__DATA__.
========================================

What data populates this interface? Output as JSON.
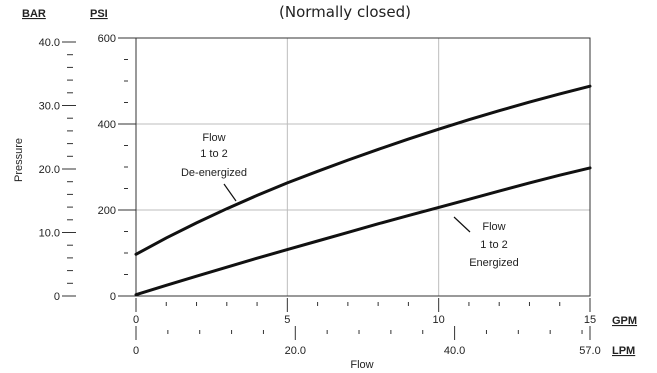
{
  "chart_data": {
    "type": "line",
    "title": "(Normally closed)",
    "xlabel": "Flow",
    "ylabel": "Pressure",
    "x_units": {
      "primary": "GPM",
      "secondary": "LPM"
    },
    "y_units": {
      "primary": "PSI",
      "secondary": "BAR"
    },
    "xlim": [
      0,
      15
    ],
    "ylim": [
      0,
      600
    ],
    "x_ticks_gpm": [
      "0",
      "5",
      "10",
      "15"
    ],
    "x_ticks_lpm": [
      "0",
      "20.0",
      "40.0",
      "57.0"
    ],
    "y_ticks_psi": [
      "0",
      "200",
      "400",
      "600"
    ],
    "y_ticks_bar": [
      "0",
      "10.0",
      "20.0",
      "30.0",
      "40.0"
    ],
    "grid": true,
    "series": [
      {
        "name": "Flow 1 to 2 De-energized",
        "label_lines": [
          "Flow",
          "1 to 2",
          "De-energized"
        ],
        "x": [
          0,
          1,
          2,
          3,
          4,
          5,
          6,
          7,
          8,
          9,
          10,
          11,
          12,
          13,
          14,
          15
        ],
        "values": [
          97,
          135,
          170,
          203,
          234,
          263,
          290,
          316,
          341,
          365,
          388,
          410,
          431,
          451,
          470,
          488
        ]
      },
      {
        "name": "Flow 1 to 2 Energized",
        "label_lines": [
          "Flow",
          "1 to 2",
          "Energized"
        ],
        "x": [
          0,
          1,
          2,
          3,
          4,
          5,
          6,
          7,
          8,
          9,
          10,
          11,
          12,
          13,
          14,
          15
        ],
        "values": [
          3,
          25,
          46,
          67,
          88,
          108,
          128,
          148,
          168,
          187,
          206,
          225,
          244,
          263,
          281,
          298
        ]
      }
    ]
  }
}
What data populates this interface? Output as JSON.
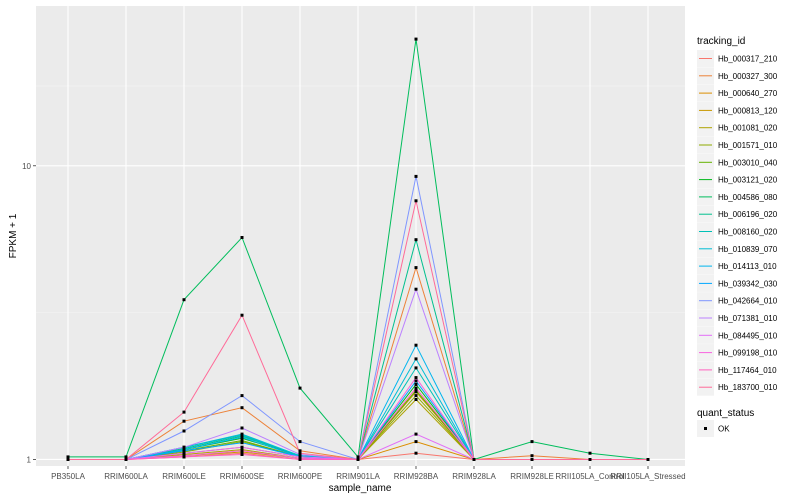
{
  "chart_data": {
    "type": "line",
    "xlabel": "sample_name",
    "ylabel": "FPKM + 1",
    "y_scale": "log",
    "ylim": [
      0.95,
      35
    ],
    "y_ticks": [
      1,
      10
    ],
    "y_tick_labels": [
      "1",
      "10"
    ],
    "grid": true,
    "categories": [
      "PB350LA",
      "RRIM600LA",
      "RRIM600LE",
      "RRIM600SE",
      "RRIM600PE",
      "RRIM901LA",
      "RRIM928BA",
      "RRIM928LA",
      "RRIM928LE",
      "RRII105LA_Control",
      "RRII105LA_Stressed"
    ],
    "legend_title": "tracking_id",
    "legend_position": "right",
    "series": [
      {
        "name": "Hb_000317_210",
        "color": "#F8766D",
        "values": [
          1.0,
          1.0,
          1.02,
          1.05,
          1.0,
          1.0,
          1.05,
          1.0,
          1.0,
          1.0,
          1.0
        ]
      },
      {
        "name": "Hb_000327_300",
        "color": "#EC8239",
        "values": [
          1.0,
          1.0,
          1.35,
          1.5,
          1.07,
          1.0,
          4.5,
          1.0,
          1.03,
          1.0,
          1.0
        ]
      },
      {
        "name": "Hb_000640_270",
        "color": "#DB8E00",
        "values": [
          1.0,
          1.0,
          1.05,
          1.1,
          1.02,
          1.0,
          1.15,
          1.0,
          1.0,
          1.0,
          1.0
        ]
      },
      {
        "name": "Hb_000813_120",
        "color": "#C79800",
        "values": [
          1.0,
          1.0,
          1.03,
          1.06,
          1.01,
          1.0,
          1.7,
          1.0,
          1.0,
          1.0,
          1.0
        ]
      },
      {
        "name": "Hb_001081_020",
        "color": "#AEA200",
        "values": [
          1.0,
          1.0,
          1.04,
          1.08,
          1.01,
          1.0,
          1.6,
          1.0,
          1.0,
          1.0,
          1.0
        ]
      },
      {
        "name": "Hb_001571_010",
        "color": "#8FAA00",
        "values": [
          1.0,
          1.0,
          1.06,
          1.15,
          1.02,
          1.0,
          1.65,
          1.0,
          1.0,
          1.0,
          1.0
        ]
      },
      {
        "name": "Hb_003010_040",
        "color": "#64B200",
        "values": [
          1.0,
          1.0,
          1.07,
          1.16,
          1.02,
          1.0,
          1.72,
          1.0,
          1.0,
          1.0,
          1.0
        ]
      },
      {
        "name": "Hb_003121_020",
        "color": "#00B81B",
        "values": [
          1.0,
          1.0,
          1.08,
          1.18,
          1.03,
          1.0,
          1.8,
          1.0,
          1.0,
          1.0,
          1.0
        ]
      },
      {
        "name": "Hb_004586_080",
        "color": "#00BD5C",
        "values": [
          1.02,
          1.02,
          3.5,
          5.7,
          1.75,
          1.02,
          27.0,
          1.0,
          1.15,
          1.05,
          1.0
        ]
      },
      {
        "name": "Hb_006196_020",
        "color": "#00C08E",
        "values": [
          1.0,
          1.0,
          1.09,
          1.2,
          1.03,
          1.0,
          5.6,
          1.0,
          1.0,
          1.0,
          1.0
        ]
      },
      {
        "name": "Hb_008160_020",
        "color": "#00C1B7",
        "values": [
          1.0,
          1.0,
          1.1,
          1.21,
          1.03,
          1.0,
          2.05,
          1.0,
          1.0,
          1.0,
          1.0
        ]
      },
      {
        "name": "Hb_010839_070",
        "color": "#00BDD4",
        "values": [
          1.0,
          1.0,
          1.1,
          1.22,
          1.03,
          1.0,
          2.2,
          1.0,
          1.0,
          1.0,
          1.0
        ]
      },
      {
        "name": "Hb_014113_010",
        "color": "#00B5EE",
        "values": [
          1.0,
          1.0,
          1.08,
          1.19,
          1.02,
          1.0,
          2.45,
          1.0,
          1.0,
          1.0,
          1.0
        ]
      },
      {
        "name": "Hb_039342_030",
        "color": "#00A7FF",
        "values": [
          1.0,
          1.0,
          1.07,
          1.14,
          1.02,
          1.0,
          1.85,
          1.0,
          1.0,
          1.0,
          1.0
        ]
      },
      {
        "name": "Hb_042664_010",
        "color": "#7F96FF",
        "values": [
          1.0,
          1.0,
          1.25,
          1.65,
          1.15,
          1.0,
          9.2,
          1.0,
          1.0,
          1.0,
          1.0
        ]
      },
      {
        "name": "Hb_071381_010",
        "color": "#BC81FF",
        "values": [
          1.0,
          1.0,
          1.1,
          1.28,
          1.04,
          1.0,
          3.8,
          1.0,
          1.0,
          1.0,
          1.0
        ]
      },
      {
        "name": "Hb_084495_010",
        "color": "#E26EF7",
        "values": [
          1.0,
          1.0,
          1.05,
          1.1,
          1.02,
          1.0,
          1.22,
          1.0,
          1.0,
          1.0,
          1.0
        ]
      },
      {
        "name": "Hb_099198_010",
        "color": "#F863DF",
        "values": [
          1.0,
          1.0,
          1.03,
          1.07,
          1.01,
          1.0,
          1.9,
          1.0,
          1.0,
          1.0,
          1.0
        ]
      },
      {
        "name": "Hb_117464_010",
        "color": "#FF62BF",
        "values": [
          1.0,
          1.0,
          1.02,
          1.04,
          1.0,
          1.0,
          1.75,
          1.0,
          1.0,
          1.0,
          1.0
        ]
      },
      {
        "name": "Hb_183700_010",
        "color": "#FF6A98",
        "values": [
          1.0,
          1.0,
          1.45,
          3.1,
          1.05,
          1.0,
          7.6,
          1.0,
          1.0,
          1.0,
          1.0
        ]
      }
    ],
    "shape_legend_title": "quant_status",
    "shape_legend_items": [
      "OK"
    ]
  }
}
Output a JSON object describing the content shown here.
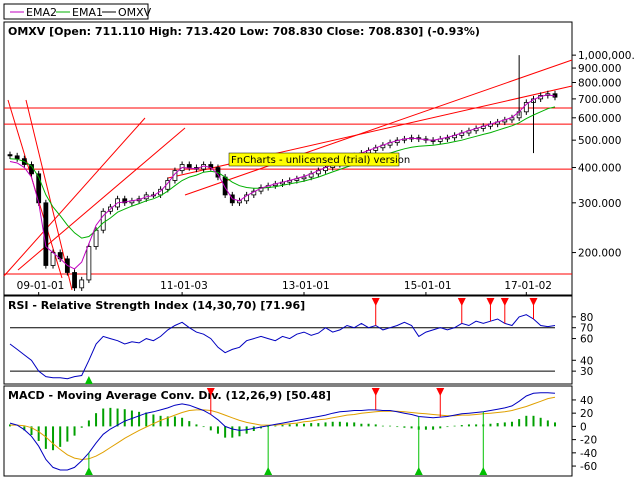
{
  "legend": [
    {
      "label": "EMA2",
      "color": "#c000c0"
    },
    {
      "label": "EMA1",
      "color": "#00b000"
    },
    {
      "label": "OMXV",
      "color": "#000000"
    }
  ],
  "watermark": "FnCharts - unlicensed (trial) version",
  "colors": {
    "price_ema_slow": "#c000c0",
    "price_ema_fast": "#00b000",
    "trendline": "#ff0000",
    "rsi_line": "#0000c0",
    "macd_line": "#0000c0",
    "signal_line": "#e0a000",
    "hist": "#00a000",
    "buy_marker": "#00c000",
    "sell_marker": "#ff0000"
  },
  "chart_data": [
    {
      "type": "candlestick",
      "title": "OMXV [Open: 711.110 High: 713.420 Low: 708.830 Close: 708.830] (-0.93%)",
      "y_scale": "log",
      "y_ticks": [
        "1,000,000.",
        "900.000",
        "800.000",
        "700.000",
        "600.000",
        "500.000",
        "400.000",
        "300.000",
        "200.000"
      ],
      "x_ticks": [
        "09-01-01",
        "11-01-03",
        "13-01-01",
        "15-01-01",
        "17-01-02"
      ],
      "series_names": [
        "OMXV",
        "EMA1",
        "EMA2"
      ],
      "close": [
        440,
        430,
        410,
        380,
        300,
        180,
        200,
        190,
        170,
        150,
        160,
        210,
        240,
        280,
        290,
        310,
        300,
        305,
        310,
        320,
        320,
        335,
        360,
        390,
        410,
        400,
        395,
        410,
        400,
        370,
        320,
        300,
        305,
        320,
        330,
        340,
        345,
        350,
        355,
        360,
        365,
        370,
        380,
        390,
        400,
        410,
        420,
        430,
        440,
        450,
        460,
        470,
        480,
        490,
        500,
        505,
        510,
        505,
        500,
        495,
        505,
        510,
        520,
        530,
        540,
        550,
        560,
        570,
        580,
        590,
        600,
        630,
        680,
        700,
        720,
        730,
        710
      ],
      "ema_fast": [
        430,
        428,
        420,
        405,
        370,
        320,
        290,
        270,
        250,
        235,
        225,
        228,
        240,
        255,
        265,
        278,
        285,
        292,
        298,
        305,
        310,
        318,
        330,
        345,
        360,
        370,
        376,
        385,
        388,
        384,
        370,
        355,
        345,
        340,
        338,
        338,
        340,
        342,
        346,
        350,
        354,
        358,
        364,
        370,
        378,
        386,
        394,
        402,
        410,
        418,
        426,
        434,
        442,
        450,
        458,
        466,
        472,
        476,
        478,
        480,
        484,
        488,
        494,
        500,
        508,
        516,
        524,
        532,
        542,
        552,
        562,
        576,
        596,
        614,
        630,
        646,
        656
      ],
      "ema_slow": [
        420,
        415,
        400,
        370,
        300,
        210,
        200,
        190,
        180,
        175,
        185,
        215,
        250,
        270,
        285,
        300,
        302,
        305,
        308,
        315,
        318,
        330,
        352,
        380,
        400,
        398,
        396,
        405,
        400,
        378,
        340,
        310,
        305,
        318,
        328,
        338,
        344,
        350,
        355,
        360,
        366,
        372,
        380,
        390,
        400,
        410,
        420,
        430,
        440,
        450,
        460,
        470,
        480,
        490,
        498,
        505,
        508,
        506,
        502,
        500,
        505,
        512,
        520,
        530,
        540,
        550,
        560,
        570,
        580,
        590,
        602,
        630,
        670,
        696,
        714,
        724,
        716
      ]
    },
    {
      "type": "line",
      "title": "RSI - Relative Strength Index (14,30,70) [71.96]",
      "params": [
        14,
        30,
        70
      ],
      "last_value": 71.96,
      "y_ticks": [
        80,
        70,
        60,
        40,
        30
      ],
      "ylim": [
        20,
        90
      ],
      "levels": [
        30,
        70
      ],
      "values": [
        55,
        50,
        45,
        40,
        30,
        25,
        24,
        24,
        23,
        25,
        26,
        40,
        55,
        62,
        60,
        58,
        55,
        57,
        56,
        60,
        58,
        62,
        68,
        72,
        75,
        70,
        66,
        64,
        60,
        52,
        47,
        50,
        52,
        58,
        60,
        62,
        60,
        58,
        62,
        60,
        64,
        66,
        63,
        65,
        70,
        66,
        68,
        72,
        70,
        74,
        70,
        72,
        68,
        70,
        72,
        75,
        72,
        62,
        66,
        68,
        70,
        68,
        70,
        74,
        72,
        76,
        74,
        76,
        78,
        74,
        72,
        80,
        82,
        78,
        72,
        71,
        72
      ],
      "buy_signals": [
        11
      ],
      "sell_signals": [
        51,
        63,
        67,
        69,
        73
      ]
    },
    {
      "type": "line",
      "title": "MACD - Moving Average Conv. Div. (12,26,9) [50.48]",
      "params": [
        12,
        26,
        9
      ],
      "last_value": 50.48,
      "y_ticks": [
        40,
        20,
        0,
        -20,
        -40,
        -60
      ],
      "ylim": [
        -72,
        52
      ],
      "macd": [
        5,
        2,
        -5,
        -15,
        -30,
        -50,
        -62,
        -66,
        -66,
        -62,
        -52,
        -40,
        -25,
        -12,
        -4,
        2,
        8,
        12,
        16,
        20,
        22,
        25,
        28,
        32,
        34,
        32,
        28,
        24,
        18,
        10,
        0,
        -4,
        -6,
        -5,
        -3,
        -1,
        1,
        3,
        5,
        7,
        9,
        11,
        13,
        15,
        17,
        20,
        22,
        23,
        24,
        24,
        25,
        25,
        24,
        24,
        22,
        20,
        18,
        15,
        14,
        13,
        14,
        15,
        17,
        19,
        20,
        21,
        22,
        24,
        26,
        28,
        31,
        38,
        46,
        50,
        51,
        51,
        50
      ],
      "signal": [
        2,
        2,
        1,
        -2,
        -8,
        -16,
        -26,
        -35,
        -43,
        -48,
        -50,
        -49,
        -45,
        -39,
        -32,
        -25,
        -18,
        -12,
        -6,
        -1,
        4,
        9,
        13,
        17,
        21,
        24,
        25,
        25,
        24,
        21,
        17,
        13,
        9,
        6,
        4,
        2,
        2,
        2,
        3,
        4,
        5,
        7,
        8,
        10,
        11,
        13,
        15,
        17,
        18,
        20,
        21,
        22,
        23,
        23,
        23,
        22,
        21,
        20,
        19,
        18,
        17,
        16,
        16,
        17,
        17,
        18,
        19,
        20,
        21,
        22,
        24,
        27,
        30,
        34,
        38,
        42,
        44
      ],
      "buy_signals": [
        11,
        36,
        57,
        66
      ],
      "sell_signals": [
        28,
        51,
        60
      ]
    }
  ]
}
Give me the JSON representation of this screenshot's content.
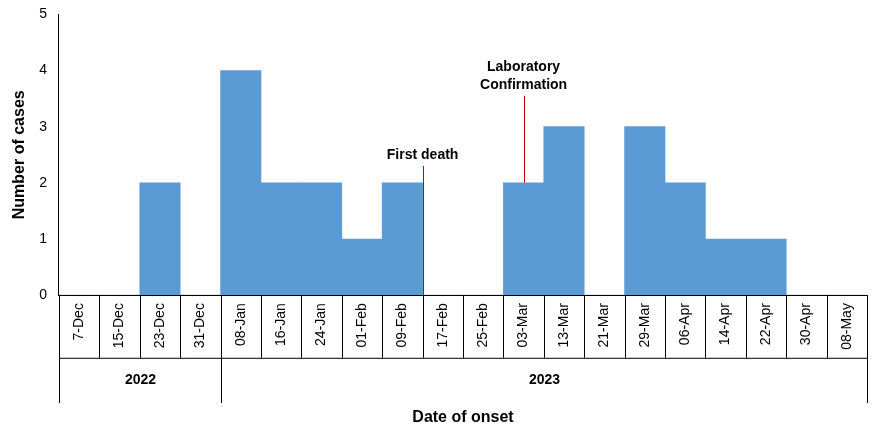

========================================

__GOAL__.
Tally every line of the data that holds the word "JSON" and write the count alone.

__TASK OUTPUT__.
4